[Data excerpts]
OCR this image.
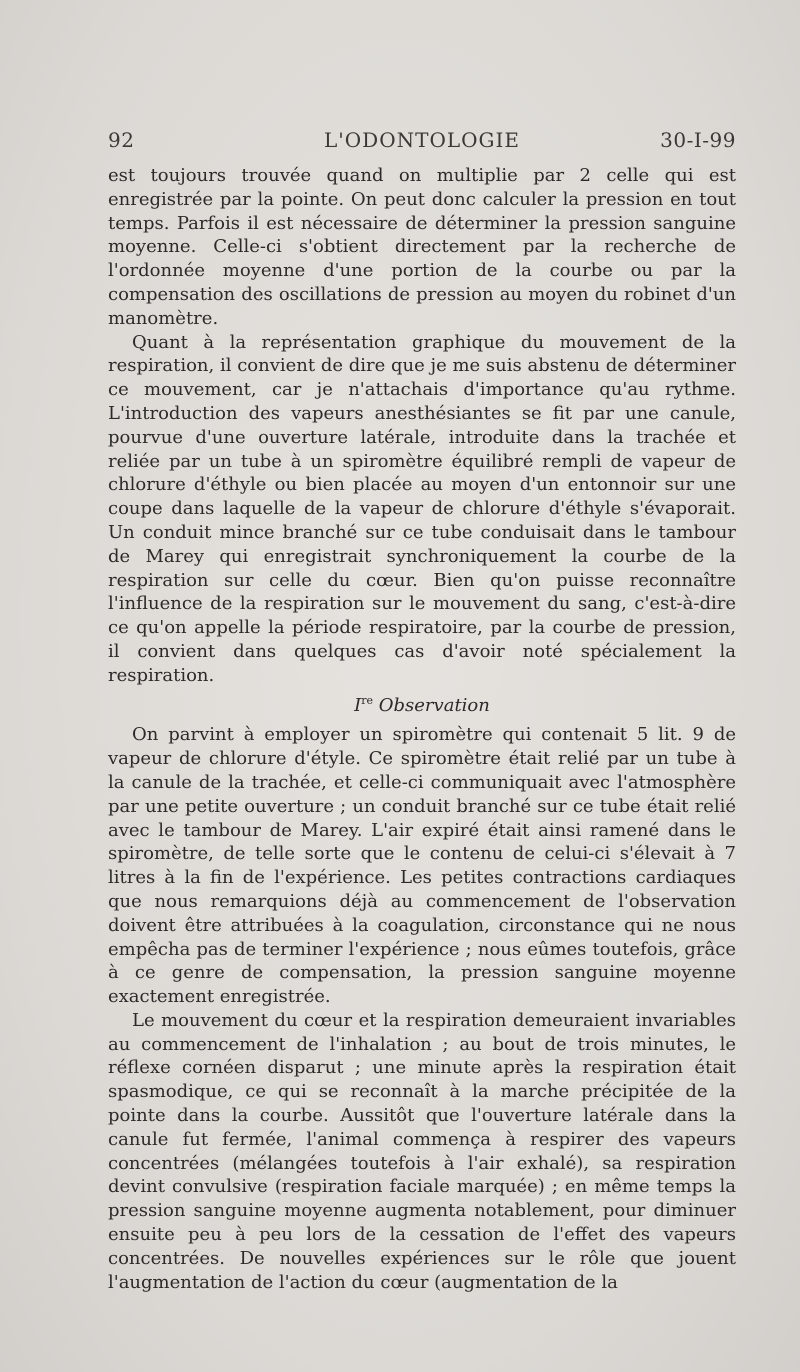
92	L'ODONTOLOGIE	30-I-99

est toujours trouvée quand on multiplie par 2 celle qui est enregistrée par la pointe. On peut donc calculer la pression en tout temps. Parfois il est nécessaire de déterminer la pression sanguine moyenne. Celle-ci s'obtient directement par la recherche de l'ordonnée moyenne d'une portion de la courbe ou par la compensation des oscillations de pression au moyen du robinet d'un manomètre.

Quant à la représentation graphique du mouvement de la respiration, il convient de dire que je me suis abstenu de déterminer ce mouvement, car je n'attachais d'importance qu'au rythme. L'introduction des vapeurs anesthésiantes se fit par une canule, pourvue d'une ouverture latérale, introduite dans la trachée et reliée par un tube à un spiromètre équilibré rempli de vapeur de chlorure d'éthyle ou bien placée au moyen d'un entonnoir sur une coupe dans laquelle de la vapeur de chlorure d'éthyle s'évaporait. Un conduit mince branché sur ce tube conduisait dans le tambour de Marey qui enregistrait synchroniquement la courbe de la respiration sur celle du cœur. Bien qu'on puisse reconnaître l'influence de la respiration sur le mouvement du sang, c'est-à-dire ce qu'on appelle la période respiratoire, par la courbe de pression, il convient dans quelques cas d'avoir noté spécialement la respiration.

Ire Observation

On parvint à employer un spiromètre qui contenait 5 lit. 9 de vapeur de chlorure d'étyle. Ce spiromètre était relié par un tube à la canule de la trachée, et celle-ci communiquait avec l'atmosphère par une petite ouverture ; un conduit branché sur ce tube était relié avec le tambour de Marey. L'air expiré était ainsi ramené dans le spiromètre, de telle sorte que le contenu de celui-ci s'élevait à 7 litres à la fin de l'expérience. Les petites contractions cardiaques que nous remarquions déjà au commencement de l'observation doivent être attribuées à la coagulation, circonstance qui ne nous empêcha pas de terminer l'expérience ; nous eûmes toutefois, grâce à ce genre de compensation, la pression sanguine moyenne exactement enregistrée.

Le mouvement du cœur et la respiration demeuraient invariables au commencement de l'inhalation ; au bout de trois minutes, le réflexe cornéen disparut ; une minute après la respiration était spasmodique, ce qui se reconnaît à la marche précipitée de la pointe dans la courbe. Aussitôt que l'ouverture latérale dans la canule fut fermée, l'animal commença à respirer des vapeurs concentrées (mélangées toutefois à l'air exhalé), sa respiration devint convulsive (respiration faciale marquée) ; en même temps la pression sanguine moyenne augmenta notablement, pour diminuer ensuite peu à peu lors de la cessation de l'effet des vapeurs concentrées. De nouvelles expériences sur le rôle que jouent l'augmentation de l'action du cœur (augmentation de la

==

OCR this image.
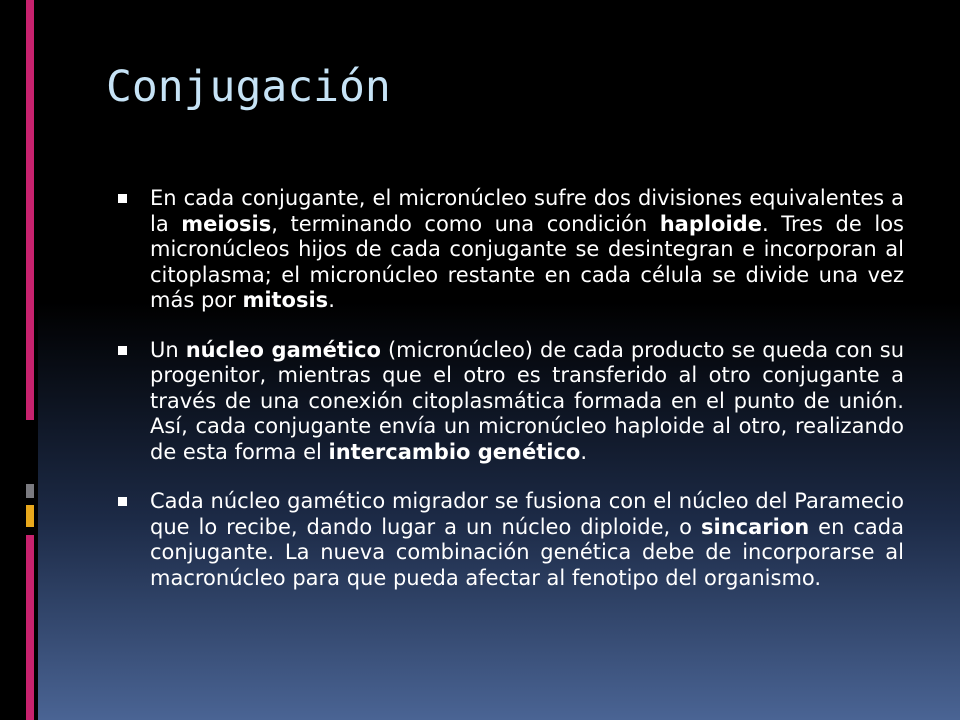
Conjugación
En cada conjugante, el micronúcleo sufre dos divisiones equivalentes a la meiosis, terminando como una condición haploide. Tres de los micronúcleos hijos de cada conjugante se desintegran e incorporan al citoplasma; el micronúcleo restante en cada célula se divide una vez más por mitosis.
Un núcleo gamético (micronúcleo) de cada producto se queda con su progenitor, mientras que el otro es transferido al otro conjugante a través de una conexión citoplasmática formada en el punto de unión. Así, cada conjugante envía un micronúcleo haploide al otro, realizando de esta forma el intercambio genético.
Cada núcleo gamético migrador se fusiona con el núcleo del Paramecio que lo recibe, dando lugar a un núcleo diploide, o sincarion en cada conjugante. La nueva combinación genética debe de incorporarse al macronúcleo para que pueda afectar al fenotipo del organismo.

* * *

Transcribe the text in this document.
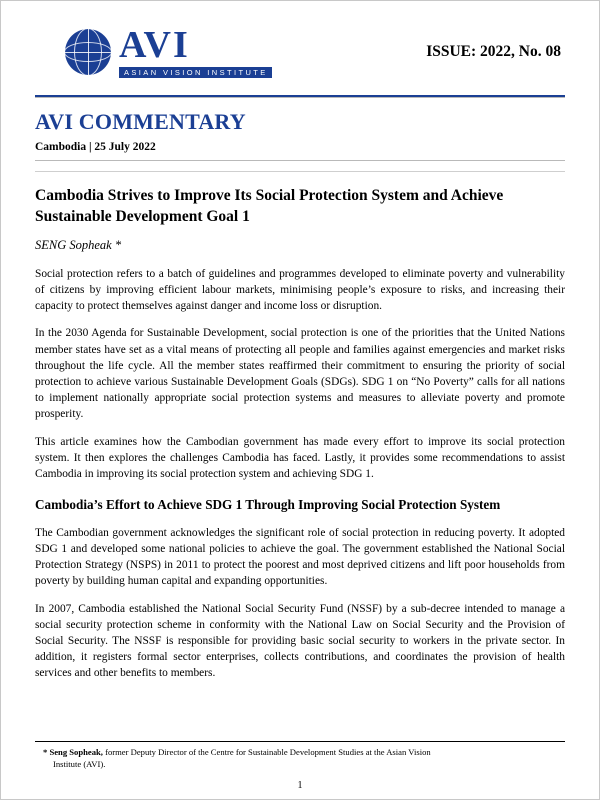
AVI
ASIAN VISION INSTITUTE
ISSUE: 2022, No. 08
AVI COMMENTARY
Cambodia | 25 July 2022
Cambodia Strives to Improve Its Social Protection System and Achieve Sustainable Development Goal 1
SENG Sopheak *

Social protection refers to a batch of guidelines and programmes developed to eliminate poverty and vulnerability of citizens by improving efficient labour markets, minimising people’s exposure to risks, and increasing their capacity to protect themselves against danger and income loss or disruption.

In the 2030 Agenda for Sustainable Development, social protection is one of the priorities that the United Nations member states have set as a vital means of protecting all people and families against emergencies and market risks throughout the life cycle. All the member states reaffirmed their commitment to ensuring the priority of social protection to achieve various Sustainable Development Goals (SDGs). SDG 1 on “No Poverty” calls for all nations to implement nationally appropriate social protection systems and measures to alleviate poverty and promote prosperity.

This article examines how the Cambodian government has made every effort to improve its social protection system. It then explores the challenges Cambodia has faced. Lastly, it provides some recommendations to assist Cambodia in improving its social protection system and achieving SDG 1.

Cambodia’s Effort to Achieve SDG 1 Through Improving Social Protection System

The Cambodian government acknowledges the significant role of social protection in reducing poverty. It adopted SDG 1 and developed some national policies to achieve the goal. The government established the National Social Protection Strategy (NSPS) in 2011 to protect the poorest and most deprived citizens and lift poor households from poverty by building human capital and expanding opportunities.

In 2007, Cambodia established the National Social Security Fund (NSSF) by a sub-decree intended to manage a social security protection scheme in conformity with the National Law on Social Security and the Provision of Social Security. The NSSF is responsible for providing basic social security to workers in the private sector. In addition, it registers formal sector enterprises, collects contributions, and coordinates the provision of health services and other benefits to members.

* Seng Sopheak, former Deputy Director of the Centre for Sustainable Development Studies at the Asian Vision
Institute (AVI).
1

▶ Task goal: Using the entries above, find all lines with "gamético". Copy them.

▶ Written answer:
Un núcleo gamético (micronúcleo) de cada producto se queda con su progenitor, mientras que el otro es transferido al otro conjugante a través de una conexión citoplasmática formada en el punto de unión. Así, cada conjugante envía un micronúcleo haploide al otro, realizando de esta forma el intercambio genético.
Cada núcleo gamético migrador se fusiona con el núcleo del Paramecio que lo recibe, dando lugar a un núcleo diploide, o sincarion en cada conjugante. La nueva combinación genética debe de incorporarse al macronúcleo para que pueda afectar al fenotipo del organismo.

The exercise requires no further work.